Extract all lines containing "root".

# START OF Information given

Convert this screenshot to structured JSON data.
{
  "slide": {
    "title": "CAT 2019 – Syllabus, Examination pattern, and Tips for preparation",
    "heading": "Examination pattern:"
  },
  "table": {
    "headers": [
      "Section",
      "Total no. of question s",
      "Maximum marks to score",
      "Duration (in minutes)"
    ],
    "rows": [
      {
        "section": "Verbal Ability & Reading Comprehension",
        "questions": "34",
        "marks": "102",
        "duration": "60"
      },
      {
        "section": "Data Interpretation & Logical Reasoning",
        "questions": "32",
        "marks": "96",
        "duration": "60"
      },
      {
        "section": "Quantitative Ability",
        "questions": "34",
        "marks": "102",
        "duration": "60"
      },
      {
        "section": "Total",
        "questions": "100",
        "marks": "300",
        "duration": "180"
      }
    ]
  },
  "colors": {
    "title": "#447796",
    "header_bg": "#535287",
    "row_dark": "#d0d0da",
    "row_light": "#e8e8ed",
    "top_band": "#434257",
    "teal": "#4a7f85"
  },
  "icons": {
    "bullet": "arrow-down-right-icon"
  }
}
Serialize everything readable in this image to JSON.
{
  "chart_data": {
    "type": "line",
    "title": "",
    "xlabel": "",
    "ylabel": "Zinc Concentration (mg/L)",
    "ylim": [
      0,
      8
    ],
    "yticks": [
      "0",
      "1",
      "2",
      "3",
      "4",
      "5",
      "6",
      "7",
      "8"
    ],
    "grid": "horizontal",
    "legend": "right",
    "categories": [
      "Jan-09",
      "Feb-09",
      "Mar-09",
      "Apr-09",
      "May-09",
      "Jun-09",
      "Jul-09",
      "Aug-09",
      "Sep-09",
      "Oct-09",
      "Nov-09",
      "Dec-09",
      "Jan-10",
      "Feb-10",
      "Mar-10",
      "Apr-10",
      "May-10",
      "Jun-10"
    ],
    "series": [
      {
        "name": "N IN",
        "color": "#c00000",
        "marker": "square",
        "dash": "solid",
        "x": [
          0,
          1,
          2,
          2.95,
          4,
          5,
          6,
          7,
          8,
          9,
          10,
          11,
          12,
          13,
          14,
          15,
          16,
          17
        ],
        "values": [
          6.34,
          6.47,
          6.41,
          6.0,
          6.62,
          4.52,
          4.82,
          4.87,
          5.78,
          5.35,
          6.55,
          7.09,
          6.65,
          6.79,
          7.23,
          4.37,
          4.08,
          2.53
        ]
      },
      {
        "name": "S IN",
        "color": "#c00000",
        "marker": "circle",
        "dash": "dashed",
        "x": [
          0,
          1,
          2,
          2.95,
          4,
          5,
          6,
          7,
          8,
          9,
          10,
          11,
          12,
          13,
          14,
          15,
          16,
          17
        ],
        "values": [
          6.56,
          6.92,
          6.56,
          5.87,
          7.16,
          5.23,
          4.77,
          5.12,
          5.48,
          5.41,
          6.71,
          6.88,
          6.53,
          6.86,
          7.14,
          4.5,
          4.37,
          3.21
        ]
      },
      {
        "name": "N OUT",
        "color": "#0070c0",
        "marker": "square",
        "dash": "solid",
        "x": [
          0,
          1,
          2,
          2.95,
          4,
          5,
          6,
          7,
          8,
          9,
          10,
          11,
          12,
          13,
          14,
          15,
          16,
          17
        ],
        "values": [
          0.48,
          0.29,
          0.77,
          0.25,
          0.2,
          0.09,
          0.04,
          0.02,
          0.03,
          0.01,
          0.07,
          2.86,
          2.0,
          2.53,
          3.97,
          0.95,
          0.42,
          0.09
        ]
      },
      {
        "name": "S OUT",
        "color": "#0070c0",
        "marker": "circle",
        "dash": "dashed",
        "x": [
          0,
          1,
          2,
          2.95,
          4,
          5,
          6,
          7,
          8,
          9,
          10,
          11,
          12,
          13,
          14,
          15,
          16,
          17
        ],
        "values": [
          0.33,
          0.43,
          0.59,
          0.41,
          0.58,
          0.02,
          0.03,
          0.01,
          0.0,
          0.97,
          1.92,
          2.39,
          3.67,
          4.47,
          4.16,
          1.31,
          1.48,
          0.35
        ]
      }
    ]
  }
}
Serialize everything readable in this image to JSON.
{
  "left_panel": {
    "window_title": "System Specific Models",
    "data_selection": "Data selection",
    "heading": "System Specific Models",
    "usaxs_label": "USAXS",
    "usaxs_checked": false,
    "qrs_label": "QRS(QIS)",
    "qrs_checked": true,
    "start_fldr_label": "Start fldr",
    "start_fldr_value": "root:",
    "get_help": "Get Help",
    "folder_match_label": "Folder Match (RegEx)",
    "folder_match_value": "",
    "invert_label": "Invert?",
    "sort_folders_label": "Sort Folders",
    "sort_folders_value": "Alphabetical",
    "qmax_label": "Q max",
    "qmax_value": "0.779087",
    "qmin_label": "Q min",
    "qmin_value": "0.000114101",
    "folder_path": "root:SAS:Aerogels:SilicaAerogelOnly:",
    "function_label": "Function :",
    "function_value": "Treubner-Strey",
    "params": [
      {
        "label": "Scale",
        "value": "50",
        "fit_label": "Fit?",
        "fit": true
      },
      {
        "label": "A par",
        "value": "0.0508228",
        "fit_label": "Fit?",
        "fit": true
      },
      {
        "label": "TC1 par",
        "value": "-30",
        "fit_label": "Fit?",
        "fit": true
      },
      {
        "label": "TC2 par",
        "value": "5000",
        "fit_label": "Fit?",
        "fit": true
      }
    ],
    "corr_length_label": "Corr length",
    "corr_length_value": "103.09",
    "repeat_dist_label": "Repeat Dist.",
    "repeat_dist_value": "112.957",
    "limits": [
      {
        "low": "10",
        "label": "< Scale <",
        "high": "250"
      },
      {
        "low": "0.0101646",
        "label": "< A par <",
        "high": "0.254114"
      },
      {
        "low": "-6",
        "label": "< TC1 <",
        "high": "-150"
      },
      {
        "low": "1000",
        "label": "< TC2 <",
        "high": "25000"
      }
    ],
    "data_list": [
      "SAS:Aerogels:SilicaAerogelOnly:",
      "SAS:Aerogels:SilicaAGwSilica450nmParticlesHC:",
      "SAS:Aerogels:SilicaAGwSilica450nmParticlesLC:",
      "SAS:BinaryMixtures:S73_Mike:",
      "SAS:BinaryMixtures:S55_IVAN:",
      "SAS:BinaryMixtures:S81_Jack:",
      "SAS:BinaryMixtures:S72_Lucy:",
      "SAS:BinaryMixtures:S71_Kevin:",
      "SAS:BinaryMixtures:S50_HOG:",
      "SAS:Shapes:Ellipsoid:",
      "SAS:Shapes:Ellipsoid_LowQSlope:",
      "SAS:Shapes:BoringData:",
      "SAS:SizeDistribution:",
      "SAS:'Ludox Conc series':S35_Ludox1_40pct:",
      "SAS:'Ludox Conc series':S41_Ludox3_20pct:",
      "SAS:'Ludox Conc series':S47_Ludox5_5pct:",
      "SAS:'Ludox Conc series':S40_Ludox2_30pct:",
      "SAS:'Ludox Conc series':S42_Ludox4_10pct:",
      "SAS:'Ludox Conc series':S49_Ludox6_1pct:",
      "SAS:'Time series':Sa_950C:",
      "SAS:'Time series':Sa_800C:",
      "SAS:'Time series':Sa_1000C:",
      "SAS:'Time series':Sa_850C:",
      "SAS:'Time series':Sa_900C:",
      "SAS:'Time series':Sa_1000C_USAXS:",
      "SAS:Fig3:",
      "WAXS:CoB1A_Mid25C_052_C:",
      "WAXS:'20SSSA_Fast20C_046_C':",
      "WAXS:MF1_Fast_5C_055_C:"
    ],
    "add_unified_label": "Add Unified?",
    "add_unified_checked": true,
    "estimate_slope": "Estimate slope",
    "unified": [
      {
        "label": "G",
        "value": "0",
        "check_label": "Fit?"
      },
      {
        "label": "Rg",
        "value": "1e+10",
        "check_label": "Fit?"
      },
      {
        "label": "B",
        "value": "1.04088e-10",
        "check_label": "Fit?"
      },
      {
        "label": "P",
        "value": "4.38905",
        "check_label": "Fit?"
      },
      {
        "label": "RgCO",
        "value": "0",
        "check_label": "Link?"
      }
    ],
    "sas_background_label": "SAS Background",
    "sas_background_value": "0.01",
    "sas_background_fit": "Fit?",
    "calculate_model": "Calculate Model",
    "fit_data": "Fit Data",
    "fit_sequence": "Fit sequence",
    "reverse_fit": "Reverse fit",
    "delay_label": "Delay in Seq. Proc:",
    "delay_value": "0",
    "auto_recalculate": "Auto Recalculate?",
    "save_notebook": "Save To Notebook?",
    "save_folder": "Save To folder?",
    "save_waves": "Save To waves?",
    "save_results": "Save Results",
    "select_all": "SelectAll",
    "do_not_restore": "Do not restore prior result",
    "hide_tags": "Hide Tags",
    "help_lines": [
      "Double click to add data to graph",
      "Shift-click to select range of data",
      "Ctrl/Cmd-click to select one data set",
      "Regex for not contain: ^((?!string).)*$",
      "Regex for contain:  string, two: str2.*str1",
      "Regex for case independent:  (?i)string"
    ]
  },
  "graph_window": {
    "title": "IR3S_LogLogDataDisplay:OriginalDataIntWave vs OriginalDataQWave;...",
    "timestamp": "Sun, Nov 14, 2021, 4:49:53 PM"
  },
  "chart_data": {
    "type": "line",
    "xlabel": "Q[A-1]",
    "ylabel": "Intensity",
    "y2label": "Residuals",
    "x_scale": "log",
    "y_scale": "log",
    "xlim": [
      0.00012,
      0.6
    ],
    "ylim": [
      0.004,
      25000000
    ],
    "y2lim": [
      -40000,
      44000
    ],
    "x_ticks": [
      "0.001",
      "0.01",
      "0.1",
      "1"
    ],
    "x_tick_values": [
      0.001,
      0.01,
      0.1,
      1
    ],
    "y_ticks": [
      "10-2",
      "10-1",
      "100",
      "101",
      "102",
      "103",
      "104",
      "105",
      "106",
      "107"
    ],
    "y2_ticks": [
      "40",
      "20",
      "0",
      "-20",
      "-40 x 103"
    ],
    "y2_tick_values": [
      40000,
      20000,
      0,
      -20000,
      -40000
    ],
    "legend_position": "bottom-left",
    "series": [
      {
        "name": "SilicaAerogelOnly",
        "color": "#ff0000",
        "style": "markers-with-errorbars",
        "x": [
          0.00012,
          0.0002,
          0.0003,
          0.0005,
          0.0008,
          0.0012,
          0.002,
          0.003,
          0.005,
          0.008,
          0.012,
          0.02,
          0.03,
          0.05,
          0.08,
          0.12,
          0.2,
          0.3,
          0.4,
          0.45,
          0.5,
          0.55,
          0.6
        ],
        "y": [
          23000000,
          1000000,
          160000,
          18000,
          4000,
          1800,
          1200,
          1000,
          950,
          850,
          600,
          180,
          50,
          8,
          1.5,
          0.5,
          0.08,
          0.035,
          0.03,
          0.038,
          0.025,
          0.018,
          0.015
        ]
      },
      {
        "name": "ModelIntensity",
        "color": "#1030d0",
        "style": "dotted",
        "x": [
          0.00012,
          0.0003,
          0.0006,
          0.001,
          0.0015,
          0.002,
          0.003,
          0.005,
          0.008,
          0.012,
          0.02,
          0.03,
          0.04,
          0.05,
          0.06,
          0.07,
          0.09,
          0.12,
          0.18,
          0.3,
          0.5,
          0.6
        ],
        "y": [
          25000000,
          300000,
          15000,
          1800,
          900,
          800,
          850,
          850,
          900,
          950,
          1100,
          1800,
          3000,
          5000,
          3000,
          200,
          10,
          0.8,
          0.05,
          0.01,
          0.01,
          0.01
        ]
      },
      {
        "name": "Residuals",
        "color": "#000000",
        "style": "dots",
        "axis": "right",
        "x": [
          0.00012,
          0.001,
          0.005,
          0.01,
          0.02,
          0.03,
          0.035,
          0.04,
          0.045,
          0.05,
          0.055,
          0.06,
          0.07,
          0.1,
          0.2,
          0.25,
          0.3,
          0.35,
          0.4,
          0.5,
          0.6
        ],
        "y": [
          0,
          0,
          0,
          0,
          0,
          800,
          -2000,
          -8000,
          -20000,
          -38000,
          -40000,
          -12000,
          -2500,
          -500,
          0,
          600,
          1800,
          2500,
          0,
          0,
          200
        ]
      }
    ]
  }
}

# END OF Information given

### Exercise result
    "start_fldr_value": "root:",
    "folder_path": "root:SAS:Aerogels:SilicaAerogelOnly:",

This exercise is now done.